>> BEGIN

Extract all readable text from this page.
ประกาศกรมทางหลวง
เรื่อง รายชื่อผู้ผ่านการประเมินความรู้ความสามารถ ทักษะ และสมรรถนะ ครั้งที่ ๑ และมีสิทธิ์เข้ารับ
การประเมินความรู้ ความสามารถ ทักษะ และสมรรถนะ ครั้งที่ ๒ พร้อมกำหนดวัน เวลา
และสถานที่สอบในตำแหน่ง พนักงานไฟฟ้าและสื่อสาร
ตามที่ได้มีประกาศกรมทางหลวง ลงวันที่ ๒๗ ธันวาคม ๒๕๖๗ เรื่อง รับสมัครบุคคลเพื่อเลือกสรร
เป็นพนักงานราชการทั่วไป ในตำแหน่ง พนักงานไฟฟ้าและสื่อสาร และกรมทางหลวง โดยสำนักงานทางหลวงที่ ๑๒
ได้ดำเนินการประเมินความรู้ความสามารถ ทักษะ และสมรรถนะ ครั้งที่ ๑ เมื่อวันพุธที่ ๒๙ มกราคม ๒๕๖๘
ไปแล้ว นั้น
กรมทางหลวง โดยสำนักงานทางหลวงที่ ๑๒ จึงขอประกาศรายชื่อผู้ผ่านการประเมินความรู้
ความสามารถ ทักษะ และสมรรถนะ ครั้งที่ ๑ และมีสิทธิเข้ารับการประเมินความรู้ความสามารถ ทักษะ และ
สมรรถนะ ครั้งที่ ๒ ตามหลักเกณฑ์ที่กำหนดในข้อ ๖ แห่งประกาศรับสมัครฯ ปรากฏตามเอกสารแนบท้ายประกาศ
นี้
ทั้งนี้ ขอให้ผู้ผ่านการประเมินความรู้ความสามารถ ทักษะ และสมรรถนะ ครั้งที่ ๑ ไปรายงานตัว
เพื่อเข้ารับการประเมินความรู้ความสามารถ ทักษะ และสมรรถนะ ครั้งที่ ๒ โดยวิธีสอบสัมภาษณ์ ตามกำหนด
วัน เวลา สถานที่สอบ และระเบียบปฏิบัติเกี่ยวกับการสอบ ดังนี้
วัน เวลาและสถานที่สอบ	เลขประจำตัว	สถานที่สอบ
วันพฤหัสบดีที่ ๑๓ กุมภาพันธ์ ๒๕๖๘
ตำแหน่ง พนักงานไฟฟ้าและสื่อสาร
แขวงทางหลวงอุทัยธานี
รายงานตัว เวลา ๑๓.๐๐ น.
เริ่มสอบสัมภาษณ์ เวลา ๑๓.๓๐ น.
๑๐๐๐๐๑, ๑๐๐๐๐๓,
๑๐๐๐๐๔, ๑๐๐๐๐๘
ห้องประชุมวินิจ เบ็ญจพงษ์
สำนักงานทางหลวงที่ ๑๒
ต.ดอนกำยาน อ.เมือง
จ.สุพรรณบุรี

>> END

EXERCISE:
Set down the material above again, word for word.

TASK SOLUTION:
Extract all readable text from this page.
ประกาศกรมทางหลวง
เรื่อง รายชื่อผู้ผ่านการประเมินความรู้ความสามารถ ทักษะ และสมรรถนะ ครั้งที่ ๑ และมีสิทธิ์เข้ารับ
การประเมินความรู้ ความสามารถ ทักษะ และสมรรถนะ ครั้งที่ ๒ พร้อมกำหนดวัน เวลา
และสถานที่สอบในตำแหน่ง พนักงานไฟฟ้าและสื่อสาร
ตามที่ได้มีประกาศกรมทางหลวง ลงวันที่ ๒๗ ธันวาคม ๒๕๖๗ เรื่อง รับสมัครบุคคลเพื่อเลือกสรร
เป็นพนักงานราชการทั่วไป ในตำแหน่ง พนักงานไฟฟ้าและสื่อสาร และกรมทางหลวง โดยสำนักงานทางหลวงที่ ๑๒
ได้ดำเนินการประเมินความรู้ความสามารถ ทักษะ และสมรรถนะ ครั้งที่ ๑ เมื่อวันพุธที่ ๒๙ มกราคม ๒๕๖๘
ไปแล้ว นั้น
กรมทางหลวง โดยสำนักงานทางหลวงที่ ๑๒ จึงขอประกาศรายชื่อผู้ผ่านการประเมินความรู้
ความสามารถ ทักษะ และสมรรถนะ ครั้งที่ ๑ และมีสิทธิเข้ารับการประเมินความรู้ความสามารถ ทักษะ และ
สมรรถนะ ครั้งที่ ๒ ตามหลักเกณฑ์ที่กำหนดในข้อ ๖ แห่งประกาศรับสมัครฯ ปรากฏตามเอกสารแนบท้ายประกาศ
นี้
ทั้งนี้ ขอให้ผู้ผ่านการประเมินความรู้ความสามารถ ทักษะ และสมรรถนะ ครั้งที่ ๑ ไปรายงานตัว
เพื่อเข้ารับการประเมินความรู้ความสามารถ ทักษะ และสมรรถนะ ครั้งที่ ๒ โดยวิธีสอบสัมภาษณ์ ตามกำหนด
วัน เวลา สถานที่สอบ และระเบียบปฏิบัติเกี่ยวกับการสอบ ดังนี้
วัน เวลาและสถานที่สอบ	เลขประจำตัว	สถานที่สอบ
วันพฤหัสบดีที่ ๑๓ กุมภาพันธ์ ๒๕๖๘
ตำแหน่ง พนักงานไฟฟ้าและสื่อสาร
แขวงทางหลวงอุทัยธานี
รายงานตัว เวลา ๑๓.๐๐ น.
เริ่มสอบสัมภาษณ์ เวลา ๑๓.๓๐ น.
๑๐๐๐๐๑, ๑๐๐๐๐๓,
๑๐๐๐๐๔, ๑๐๐๐๐๘
ห้องประชุมวินิจ เบ็ญจพงษ์
สำนักงานทางหลวงที่ ๑๒
ต.ดอนกำยาน อ.เมือง
จ.สุพรรณบุรี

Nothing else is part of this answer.